# Provided records
——————

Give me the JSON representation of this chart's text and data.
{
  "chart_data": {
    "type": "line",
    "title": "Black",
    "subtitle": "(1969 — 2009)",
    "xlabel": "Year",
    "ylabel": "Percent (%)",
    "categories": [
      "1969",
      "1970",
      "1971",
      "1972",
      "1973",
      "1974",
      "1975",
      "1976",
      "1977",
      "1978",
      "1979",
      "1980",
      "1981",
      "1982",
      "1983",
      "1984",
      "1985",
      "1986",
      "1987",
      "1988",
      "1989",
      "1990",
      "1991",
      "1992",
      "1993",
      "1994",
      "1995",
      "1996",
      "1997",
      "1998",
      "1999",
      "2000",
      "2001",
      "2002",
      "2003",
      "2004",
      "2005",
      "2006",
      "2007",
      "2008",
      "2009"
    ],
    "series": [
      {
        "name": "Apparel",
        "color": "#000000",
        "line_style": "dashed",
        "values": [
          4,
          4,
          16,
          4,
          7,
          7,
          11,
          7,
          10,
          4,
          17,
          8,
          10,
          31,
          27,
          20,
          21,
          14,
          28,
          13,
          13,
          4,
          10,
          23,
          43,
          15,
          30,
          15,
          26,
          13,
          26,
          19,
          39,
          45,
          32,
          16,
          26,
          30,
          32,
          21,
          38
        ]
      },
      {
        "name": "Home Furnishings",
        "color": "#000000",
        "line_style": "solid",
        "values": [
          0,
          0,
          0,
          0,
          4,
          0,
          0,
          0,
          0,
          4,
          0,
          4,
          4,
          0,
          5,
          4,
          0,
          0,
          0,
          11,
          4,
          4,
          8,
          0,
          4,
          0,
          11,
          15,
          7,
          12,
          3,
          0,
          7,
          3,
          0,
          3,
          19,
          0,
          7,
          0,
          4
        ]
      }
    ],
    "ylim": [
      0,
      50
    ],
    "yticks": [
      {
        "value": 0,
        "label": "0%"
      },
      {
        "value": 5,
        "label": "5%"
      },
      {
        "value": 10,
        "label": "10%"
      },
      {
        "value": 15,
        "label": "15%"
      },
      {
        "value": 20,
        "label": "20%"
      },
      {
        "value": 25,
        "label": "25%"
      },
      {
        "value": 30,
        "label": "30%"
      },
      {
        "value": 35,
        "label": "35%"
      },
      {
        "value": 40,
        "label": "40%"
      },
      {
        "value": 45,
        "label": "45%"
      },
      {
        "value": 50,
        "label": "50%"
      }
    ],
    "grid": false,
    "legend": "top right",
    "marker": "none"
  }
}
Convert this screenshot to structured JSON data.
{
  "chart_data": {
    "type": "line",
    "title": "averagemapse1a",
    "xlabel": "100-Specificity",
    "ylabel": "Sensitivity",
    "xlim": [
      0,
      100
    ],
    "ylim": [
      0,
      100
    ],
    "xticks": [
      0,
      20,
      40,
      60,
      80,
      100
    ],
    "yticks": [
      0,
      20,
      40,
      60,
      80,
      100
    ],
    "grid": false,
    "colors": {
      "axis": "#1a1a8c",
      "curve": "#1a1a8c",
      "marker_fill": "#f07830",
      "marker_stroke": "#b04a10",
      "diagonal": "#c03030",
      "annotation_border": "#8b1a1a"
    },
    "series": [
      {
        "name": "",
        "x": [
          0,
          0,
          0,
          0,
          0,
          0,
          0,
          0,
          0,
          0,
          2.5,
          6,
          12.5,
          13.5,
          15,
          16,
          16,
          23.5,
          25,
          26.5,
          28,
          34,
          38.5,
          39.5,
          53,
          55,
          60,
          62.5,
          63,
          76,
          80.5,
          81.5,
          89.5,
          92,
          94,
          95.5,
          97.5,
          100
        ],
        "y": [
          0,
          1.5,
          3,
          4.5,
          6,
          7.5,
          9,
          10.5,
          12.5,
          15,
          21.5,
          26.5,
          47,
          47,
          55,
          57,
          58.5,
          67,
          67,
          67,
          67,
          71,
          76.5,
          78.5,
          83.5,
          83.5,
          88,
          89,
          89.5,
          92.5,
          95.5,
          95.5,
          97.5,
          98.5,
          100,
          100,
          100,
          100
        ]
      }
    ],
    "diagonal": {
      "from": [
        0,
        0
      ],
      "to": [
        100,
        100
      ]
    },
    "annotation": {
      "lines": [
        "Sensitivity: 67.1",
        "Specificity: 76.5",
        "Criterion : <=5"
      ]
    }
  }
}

——————

Using the exact wording, write out all of the records.

# The output
Give me the JSON representation of this chart's text and data.
{
  "chart_data": {
    "type": "line",
    "title": "Black",
    "subtitle": "(1969 — 2009)",
    "xlabel": "Year",
    "ylabel": "Percent (%)",
    "categories": [
      "1969",
      "1970",
      "1971",
      "1972",
      "1973",
      "1974",
      "1975",
      "1976",
      "1977",
      "1978",
      "1979",
      "1980",
      "1981",
      "1982",
      "1983",
      "1984",
      "1985",
      "1986",
      "1987",
      "1988",
      "1989",
      "1990",
      "1991",
      "1992",
      "1993",
      "1994",
      "1995",
      "1996",
      "1997",
      "1998",
      "1999",
      "2000",
      "2001",
      "2002",
      "2003",
      "2004",
      "2005",
      "2006",
      "2007",
      "2008",
      "2009"
    ],
    "series": [
      {
        "name": "Apparel",
        "color": "#000000",
        "line_style": "dashed",
        "values": [
          4,
          4,
          16,
          4,
          7,
          7,
          11,
          7,
          10,
          4,
          17,
          8,
          10,
          31,
          27,
          20,
          21,
          14,
          28,
          13,
          13,
          4,
          10,
          23,
          43,
          15,
          30,
          15,
          26,
          13,
          26,
          19,
          39,
          45,
          32,
          16,
          26,
          30,
          32,
          21,
          38
        ]
      },
      {
        "name": "Home Furnishings",
        "color": "#000000",
        "line_style": "solid",
        "values": [
          0,
          0,
          0,
          0,
          4,
          0,
          0,
          0,
          0,
          4,
          0,
          4,
          4,
          0,
          5,
          4,
          0,
          0,
          0,
          11,
          4,
          4,
          8,
          0,
          4,
          0,
          11,
          15,
          7,
          12,
          3,
          0,
          7,
          3,
          0,
          3,
          19,
          0,
          7,
          0,
          4
        ]
      }
    ],
    "ylim": [
      0,
      50
    ],
    "yticks": [
      {
        "value": 0,
        "label": "0%"
      },
      {
        "value": 5,
        "label": "5%"
      },
      {
        "value": 10,
        "label": "10%"
      },
      {
        "value": 15,
        "label": "15%"
      },
      {
        "value": 20,
        "label": "20%"
      },
      {
        "value": 25,
        "label": "25%"
      },
      {
        "value": 30,
        "label": "30%"
      },
      {
        "value": 35,
        "label": "35%"
      },
      {
        "value": 40,
        "label": "40%"
      },
      {
        "value": 45,
        "label": "45%"
      },
      {
        "value": 50,
        "label": "50%"
      }
    ],
    "grid": false,
    "legend": "top right",
    "marker": "none"
  }
}
Convert this screenshot to structured JSON data.
{
  "chart_data": {
    "type": "line",
    "title": "averagemapse1a",
    "xlabel": "100-Specificity",
    "ylabel": "Sensitivity",
    "xlim": [
      0,
      100
    ],
    "ylim": [
      0,
      100
    ],
    "xticks": [
      0,
      20,
      40,
      60,
      80,
      100
    ],
    "yticks": [
      0,
      20,
      40,
      60,
      80,
      100
    ],
    "grid": false,
    "colors": {
      "axis": "#1a1a8c",
      "curve": "#1a1a8c",
      "marker_fill": "#f07830",
      "marker_stroke": "#b04a10",
      "diagonal": "#c03030",
      "annotation_border": "#8b1a1a"
    },
    "series": [
      {
        "name": "",
        "x": [
          0,
          0,
          0,
          0,
          0,
          0,
          0,
          0,
          0,
          0,
          2.5,
          6,
          12.5,
          13.5,
          15,
          16,
          16,
          23.5,
          25,
          26.5,
          28,
          34,
          38.5,
          39.5,
          53,
          55,
          60,
          62.5,
          63,
          76,
          80.5,
          81.5,
          89.5,
          92,
          94,
          95.5,
          97.5,
          100
        ],
        "y": [
          0,
          1.5,
          3,
          4.5,
          6,
          7.5,
          9,
          10.5,
          12.5,
          15,
          21.5,
          26.5,
          47,
          47,
          55,
          57,
          58.5,
          67,
          67,
          67,
          67,
          71,
          76.5,
          78.5,
          83.5,
          83.5,
          88,
          89,
          89.5,
          92.5,
          95.5,
          95.5,
          97.5,
          98.5,
          100,
          100,
          100,
          100
        ]
      }
    ],
    "diagonal": {
      "from": [
        0,
        0
      ],
      "to": [
        100,
        100
      ]
    },
    "annotation": {
      "lines": [
        "Sensitivity: 67.1",
        "Specificity: 76.5",
        "Criterion : <=5"
      ]
    }
  }
}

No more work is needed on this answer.